- **Brano da leggere**:
Nel possesso vero e proprio riscontriamo i due elementi costitutivi del corpus e dell’animus possidendi, nella detenzione (o naturalis possessio, o possessio pro alieno) c’è il corpus, la relazione materiale con una cosa, ma manca l’animus possidendi: c’è l’elemento oggettivo ma non c’è l’elemento soggettivo o psicologico dell’animus possidendi. Matteo Marrone, nella parte del suo manuale dedicata al possesso, precisa che tale animo non deve essere letto, come pure è stato fatto in passato, senz’altro come un indefettibile animus domini, ma più genericamente come l’intenzione di tenere la cosa con sé e per sé.

- **Compito assegnato A**:
Nei record, sostituisci "background-haze" con "background-fog" nelle righe comprese tra quella che contiene "logo-tagline: Kraft från" e quella che contiene "793, 1278, 821]", estremi inclusi. Riporta soltanto quelle righe, lasciando invariato tutto il resto.
Il brano e i record non hanno alcun legame tra loro.

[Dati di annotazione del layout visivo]
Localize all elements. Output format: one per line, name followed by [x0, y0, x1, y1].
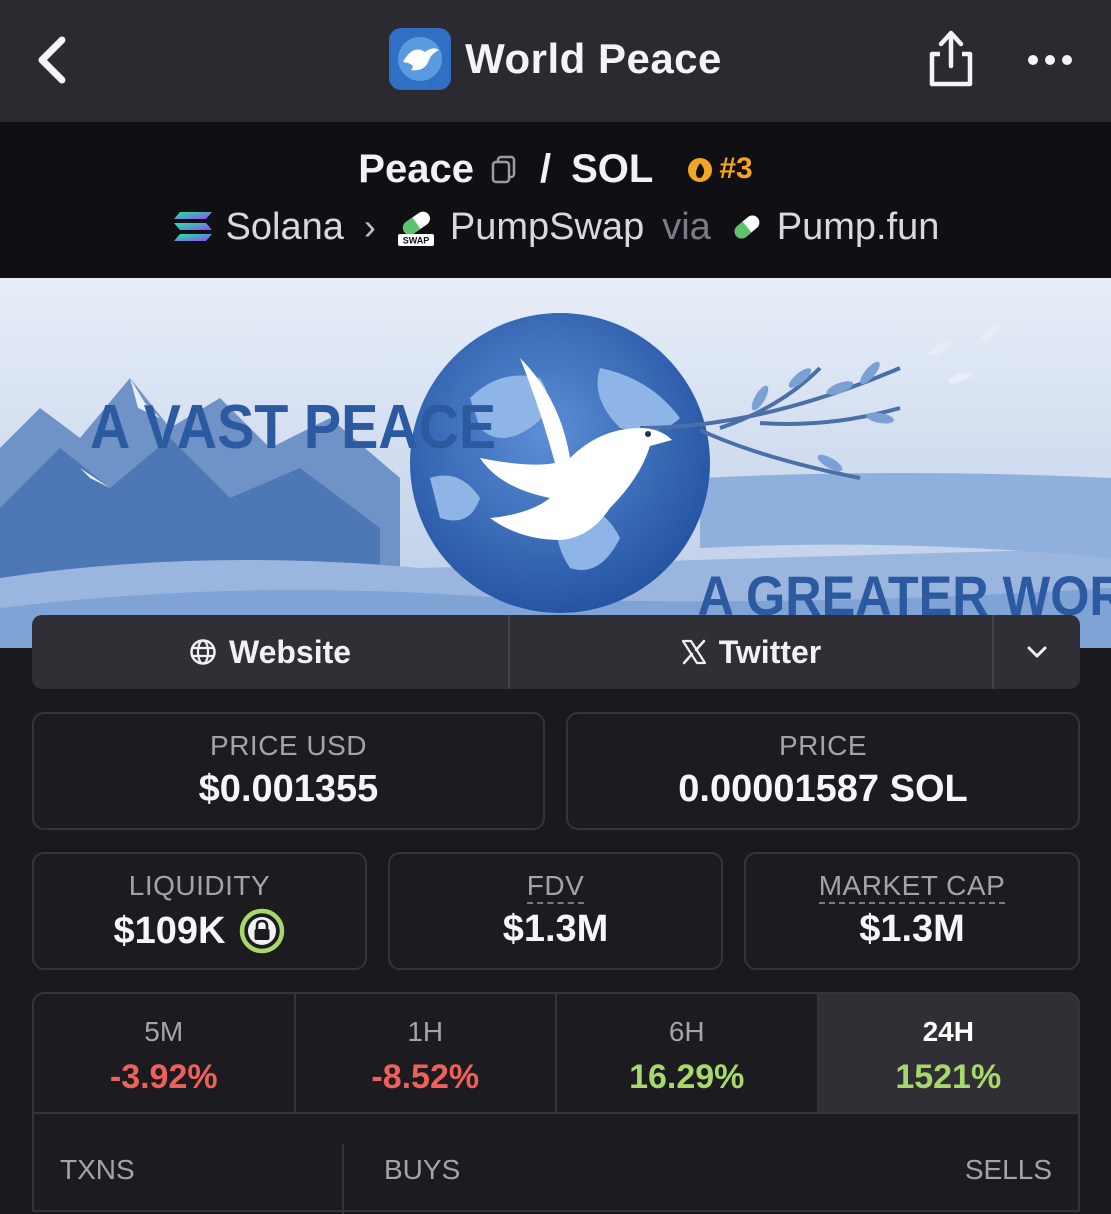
rank-number: #3: [719, 152, 752, 186]
timeframe-tabs: 5M -3.92% 1H -8.52% 6H 16.29% 24H 1521%: [32, 992, 1080, 1114]
base-token: Peace: [358, 147, 474, 192]
globe-icon: [189, 638, 217, 666]
share-button[interactable]: [922, 26, 980, 92]
pair-header: Peace / SOL #3 Solana ›: [0, 122, 1111, 278]
tab-label: 1H: [296, 1016, 556, 1048]
quote-token: SOL: [571, 147, 653, 192]
launchpad-name[interactable]: Pump.fun: [777, 206, 940, 249]
website-button[interactable]: Website: [32, 615, 510, 689]
market-cap-label: MARKET CAP: [819, 870, 1006, 904]
pumpfun-pill-icon: [729, 209, 765, 245]
chain-breadcrumb: Solana › SWAP PumpSwap via Pump.fun: [0, 202, 1111, 252]
buys-label: BUYS: [384, 1154, 460, 1186]
divider: [342, 1144, 344, 1214]
tab-label: 6H: [557, 1016, 817, 1048]
price-native-card: PRICE 0.00001587 SOL: [566, 712, 1080, 830]
banner-text-left: A VAST PEACE: [90, 393, 496, 461]
x-logo-icon: [681, 639, 707, 665]
liquidity-value: $109K: [114, 910, 226, 953]
chain-name[interactable]: Solana: [226, 206, 344, 249]
tab-label: 24H: [819, 1016, 1079, 1048]
tab-change: 16.29%: [557, 1058, 817, 1097]
trending-rank-badge[interactable]: #3: [685, 152, 752, 186]
tab-1h[interactable]: 1H -8.52%: [296, 994, 558, 1114]
page-title: World Peace: [465, 35, 722, 83]
liquidity-card: LIQUIDITY $109K: [32, 852, 367, 970]
more-links-dropdown[interactable]: [994, 615, 1080, 689]
social-links-bar: Website Twitter: [32, 615, 1080, 689]
market-cap-card[interactable]: MARKET CAP $1.3M: [744, 852, 1080, 970]
price-usd-label: PRICE USD: [34, 730, 543, 762]
price-native-value: 0.00001587 SOL: [678, 768, 967, 811]
txns-label: TXNS: [60, 1154, 135, 1186]
tab-5m[interactable]: 5M -3.92%: [34, 994, 296, 1114]
tab-change: 1521%: [819, 1058, 1079, 1097]
dex-name[interactable]: PumpSwap: [450, 206, 644, 249]
price-native-label: PRICE: [568, 730, 1078, 762]
pair-separator: /: [540, 147, 551, 192]
fdv-value: $1.3M: [503, 908, 609, 951]
tab-change: -8.52%: [296, 1058, 556, 1097]
token-banner-image: A VAST PEACE A GREATER WORLD: [0, 278, 1111, 648]
chevron-down-icon: [1025, 644, 1049, 660]
tab-label: 5M: [34, 1016, 294, 1048]
token-logo: [389, 28, 451, 90]
top-nav-bar: World Peace: [0, 0, 1111, 122]
pumpswap-icon: SWAP: [396, 206, 438, 248]
solana-icon: [172, 210, 214, 244]
price-usd-card: PRICE USD $0.001355: [32, 712, 545, 830]
more-options-button[interactable]: [1024, 40, 1076, 80]
fdv-label: FDV: [527, 870, 585, 904]
via-label: via: [662, 206, 711, 249]
flame-icon: [685, 154, 715, 184]
lock-icon[interactable]: [239, 908, 285, 954]
twitter-label: Twitter: [719, 634, 822, 671]
more-dots-icon: [1024, 40, 1076, 80]
copy-icon[interactable]: [488, 153, 520, 185]
tab-change: -3.92%: [34, 1058, 294, 1097]
pair-row: Peace / SOL #3: [0, 144, 1111, 194]
tab-6h[interactable]: 6H 16.29%: [557, 994, 819, 1114]
share-icon: [922, 26, 980, 92]
tab-24h[interactable]: 24H 1521%: [819, 994, 1079, 1114]
chevron-right-icon: ›: [364, 206, 376, 248]
svg-text:SWAP: SWAP: [403, 236, 430, 246]
website-label: Website: [229, 634, 351, 671]
price-usd-value: $0.001355: [199, 768, 379, 811]
market-cap-value: $1.3M: [859, 908, 965, 951]
fdv-card[interactable]: FDV $1.3M: [388, 852, 723, 970]
twitter-button[interactable]: Twitter: [510, 615, 994, 689]
liquidity-label: LIQUIDITY: [34, 870, 365, 902]
transactions-row: TXNS BUYS SELLS: [32, 1112, 1080, 1212]
sells-label: SELLS: [965, 1154, 1052, 1186]
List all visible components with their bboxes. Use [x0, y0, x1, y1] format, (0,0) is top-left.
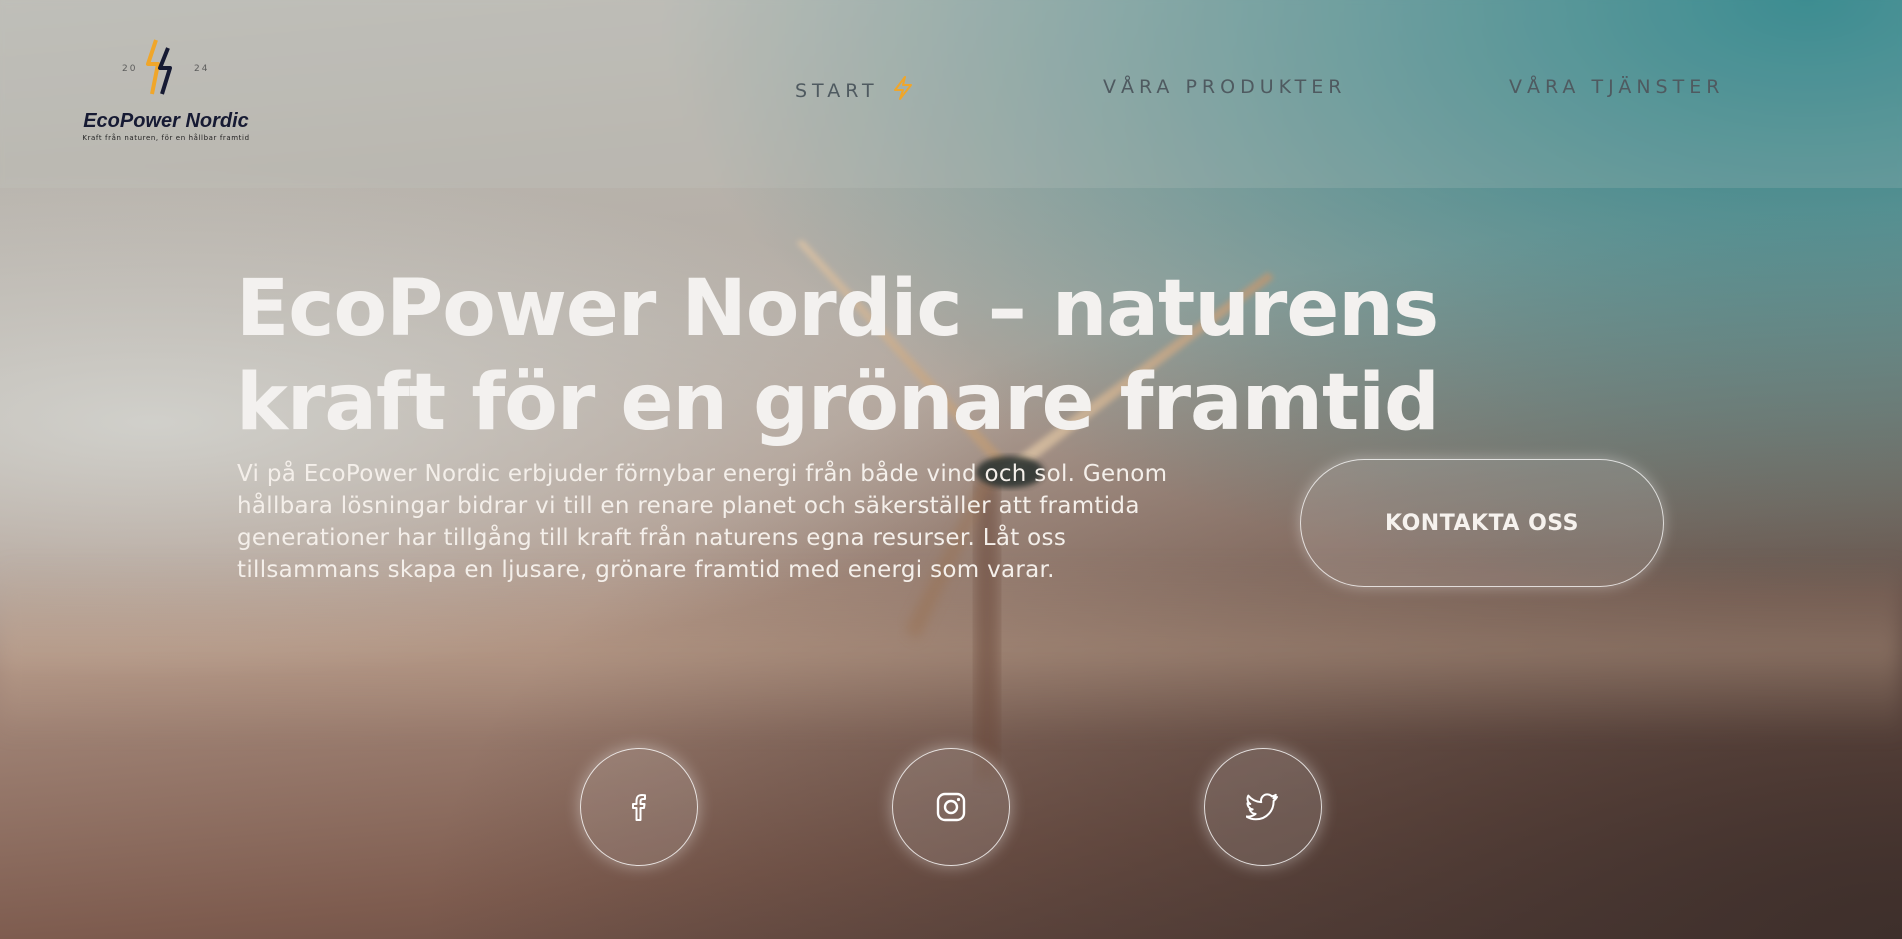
logo-tagline: Kraft från naturen, för en hållbar framt…	[82, 134, 250, 142]
twitter-button[interactable]	[1204, 748, 1322, 866]
main-nav: START VÅRA PRODUKTER VÅRA TJÄNSTER	[0, 76, 1902, 106]
logo-year-left: 20	[122, 64, 138, 74]
logo-name: EcoPower Nordic	[83, 110, 249, 132]
hero-title: EcoPower Nordic – naturens kraft för en …	[236, 264, 1440, 448]
nav-item-label: START	[795, 80, 879, 102]
nav-item-start[interactable]: START	[795, 76, 914, 102]
background-haze	[0, 560, 1902, 740]
twitter-icon	[1246, 793, 1278, 821]
nav-item-tjanster[interactable]: VÅRA TJÄNSTER	[1509, 76, 1724, 98]
hero-intro: Vi på EcoPower Nordic erbjuder förnybar …	[237, 461, 1168, 583]
site-header: 20 24 EcoPower Nordic Kraft från naturen…	[0, 0, 1902, 188]
instagram-button[interactable]	[892, 748, 1010, 866]
nav-item-produkter[interactable]: VÅRA PRODUKTER	[1103, 76, 1346, 98]
lightning-bolt-icon	[893, 76, 912, 100]
contact-button[interactable]: KONTAKTA OSS	[1300, 459, 1664, 587]
facebook-button[interactable]	[580, 748, 698, 866]
logo-year-right: 24	[194, 64, 210, 74]
facebook-icon	[632, 794, 646, 821]
instagram-icon	[936, 792, 966, 822]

- **Compito assegnato B**:
Per favore, prosegui il brano sul possesso da dove si interrompe.

- **Risultato dell'esercizio A**:
logo-tagline: Kraft från naturen, för en hållbar framt…	[82, 134, 250, 142]
twitter-button[interactable]	[1204, 748, 1322, 866]
main-nav: START VÅRA PRODUKTER VÅRA TJÄNSTER	[0, 76, 1902, 106]
logo-year-left: 20	[122, 64, 138, 74]
logo-name: EcoPower Nordic	[83, 110, 249, 132]
hero-title: EcoPower Nordic – naturens kraft för en …	[236, 264, 1440, 448]
nav-item-label: START	[795, 80, 879, 102]
nav-item-start[interactable]: START	[795, 76, 914, 102]
background-fog	[0, 560, 1902, 740]
twitter-icon	[1246, 793, 1278, 821]

- **Risultato dell'esercizio B**:
Sta di fatto che una prima importante riflessione postromana sulla natura del possesso si deve ai Glossatori. Per Glossatori intendiamo autori medioevali di glosse sui testi giuridici del Corpus iuris civilis. Una tendenza è quella di configurare il possesso civile in termini di diritto, di ius, traendo soprattutto spunti da un passaggio del giurista romano Emilio Papiniano (D. 41.2.49.1) in cui si legge a proposito della inammissibilità di un possesso per chi sia sotto l’altrui potestà (tipo figli di famiglia e servi) che possessio non tantum corporis, sed et iuris est («il possesso non è solamente una situazione materiale, ma è anche di diritto»)[132]. Consideriamo peraltro che Paolo, in altro passo tramandato nel Digesto, D. 41.2.1.3, descrive sulla scorta di Aulo Ofilio e Nerva figlio il possesso come una res facti, una situazione di fatto, non un diritto (res facti, non iuris)[133]. In generale l’accentuazione della prospettiva del ius finirà col creare difficoltà di inquadramento del possesso ingiusto, ma pur sempre possesso, riconosciuto dal diritto romano[134].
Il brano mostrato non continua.